# [YOUR GOAL]
Copy out exactly each line from the line with "Extract the structured" through the last line of the material below.

# [INFORMATION GIVEN]

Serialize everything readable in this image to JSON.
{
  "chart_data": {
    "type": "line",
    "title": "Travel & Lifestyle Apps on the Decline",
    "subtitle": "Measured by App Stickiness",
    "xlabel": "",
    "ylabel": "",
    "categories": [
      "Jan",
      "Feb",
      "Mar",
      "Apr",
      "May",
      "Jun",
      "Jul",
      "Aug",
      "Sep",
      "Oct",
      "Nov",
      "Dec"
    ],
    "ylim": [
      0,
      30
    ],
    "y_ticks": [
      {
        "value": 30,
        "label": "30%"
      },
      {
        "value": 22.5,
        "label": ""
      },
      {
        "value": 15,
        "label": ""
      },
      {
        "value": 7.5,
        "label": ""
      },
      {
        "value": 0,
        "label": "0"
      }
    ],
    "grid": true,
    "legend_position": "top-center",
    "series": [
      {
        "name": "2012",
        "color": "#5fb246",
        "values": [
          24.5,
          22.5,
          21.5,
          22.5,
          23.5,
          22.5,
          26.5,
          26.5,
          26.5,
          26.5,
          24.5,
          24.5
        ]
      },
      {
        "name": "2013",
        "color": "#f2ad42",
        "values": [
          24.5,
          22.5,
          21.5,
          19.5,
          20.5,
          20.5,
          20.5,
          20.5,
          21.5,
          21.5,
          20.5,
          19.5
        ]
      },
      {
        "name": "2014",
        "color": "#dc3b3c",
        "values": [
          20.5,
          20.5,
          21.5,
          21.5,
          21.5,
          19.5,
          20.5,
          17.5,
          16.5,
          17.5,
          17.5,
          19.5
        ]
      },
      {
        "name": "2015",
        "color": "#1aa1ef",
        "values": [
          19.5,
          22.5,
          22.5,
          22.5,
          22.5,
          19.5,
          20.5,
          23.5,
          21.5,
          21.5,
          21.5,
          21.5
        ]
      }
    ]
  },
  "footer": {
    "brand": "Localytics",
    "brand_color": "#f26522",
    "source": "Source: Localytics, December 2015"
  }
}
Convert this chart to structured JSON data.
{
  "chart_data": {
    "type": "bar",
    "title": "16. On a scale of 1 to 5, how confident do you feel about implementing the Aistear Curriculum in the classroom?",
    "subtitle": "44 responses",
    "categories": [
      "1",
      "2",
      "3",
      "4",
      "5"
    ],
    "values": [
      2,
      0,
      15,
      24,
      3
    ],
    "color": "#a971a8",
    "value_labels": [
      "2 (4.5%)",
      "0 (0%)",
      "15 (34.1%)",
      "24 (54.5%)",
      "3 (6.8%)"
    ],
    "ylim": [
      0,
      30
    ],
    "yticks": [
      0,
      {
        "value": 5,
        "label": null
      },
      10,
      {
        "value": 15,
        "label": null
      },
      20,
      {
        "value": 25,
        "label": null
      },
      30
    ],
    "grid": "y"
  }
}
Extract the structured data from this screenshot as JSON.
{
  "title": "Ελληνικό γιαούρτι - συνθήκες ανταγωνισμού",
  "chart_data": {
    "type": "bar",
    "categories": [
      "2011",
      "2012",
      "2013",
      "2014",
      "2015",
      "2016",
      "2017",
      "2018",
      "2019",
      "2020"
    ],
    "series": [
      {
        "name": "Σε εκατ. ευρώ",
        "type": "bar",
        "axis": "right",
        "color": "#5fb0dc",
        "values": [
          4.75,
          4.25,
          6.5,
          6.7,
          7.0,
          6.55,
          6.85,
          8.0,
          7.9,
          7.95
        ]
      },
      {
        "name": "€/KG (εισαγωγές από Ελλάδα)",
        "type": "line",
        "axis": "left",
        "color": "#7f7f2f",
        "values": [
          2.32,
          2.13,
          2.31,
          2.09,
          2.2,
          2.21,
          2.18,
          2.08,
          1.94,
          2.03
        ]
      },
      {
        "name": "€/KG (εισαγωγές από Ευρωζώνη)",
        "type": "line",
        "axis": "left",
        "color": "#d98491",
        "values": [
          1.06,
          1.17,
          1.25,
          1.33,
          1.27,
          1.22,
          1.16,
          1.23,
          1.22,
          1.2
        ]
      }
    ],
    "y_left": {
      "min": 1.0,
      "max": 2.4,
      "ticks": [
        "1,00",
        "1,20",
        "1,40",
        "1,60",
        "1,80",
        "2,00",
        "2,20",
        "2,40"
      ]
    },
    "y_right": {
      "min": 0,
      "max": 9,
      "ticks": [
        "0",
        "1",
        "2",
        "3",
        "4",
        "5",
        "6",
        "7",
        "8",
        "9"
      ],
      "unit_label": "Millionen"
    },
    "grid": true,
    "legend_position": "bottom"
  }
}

# [SOLUTION TO THIS EXERCISE]
Extract the structured data from this screenshot as JSON.
{
  "title": "Ελληνικό γιαούρτι - συνθήκες ανταγωνισμού",
  "chart_data": {
    "type": "bar",
    "categories": [
      "2011",
      "2012",
      "2013",
      "2014",
      "2015",
      "2016",
      "2017",
      "2018",
      "2019",
      "2020"
    ],
    "series": [
      {
        "name": "Σε εκατ. ευρώ",
        "type": "bar",
        "axis": "right",
        "color": "#5fb0dc",
        "values": [
          4.75,
          4.25,
          6.5,
          6.7,
          7.0,
          6.55,
          6.85,
          8.0,
          7.9,
          7.95
        ]
      },
      {
        "name": "€/KG (εισαγωγές από Ελλάδα)",
        "type": "line",
        "axis": "left",
        "color": "#7f7f2f",
        "values": [
          2.32,
          2.13,
          2.31,
          2.09,
          2.2,
          2.21,
          2.18,
          2.08,
          1.94,
          2.03
        ]
      },
      {
        "name": "€/KG (εισαγωγές από Ευρωζώνη)",
        "type": "line",
        "axis": "left",
        "color": "#d98491",
        "values": [
          1.06,
          1.17,
          1.25,
          1.33,
          1.27,
          1.22,
          1.16,
          1.23,
          1.22,
          1.2
        ]
      }
    ],
    "y_left": {
      "min": 1.0,
      "max": 2.4,
      "ticks": [
        "1,00",
        "1,20",
        "1,40",
        "1,60",
        "1,80",
        "2,00",
        "2,20",
        "2,40"
      ]
    },
    "y_right": {
      "min": 0,
      "max": 9,
      "ticks": [
        "0",
        "1",
        "2",
        "3",
        "4",
        "5",
        "6",
        "7",
        "8",
        "9"
      ],
      "unit_label": "Millionen"
    },
    "grid": true,
    "legend_position": "bottom"
  }
}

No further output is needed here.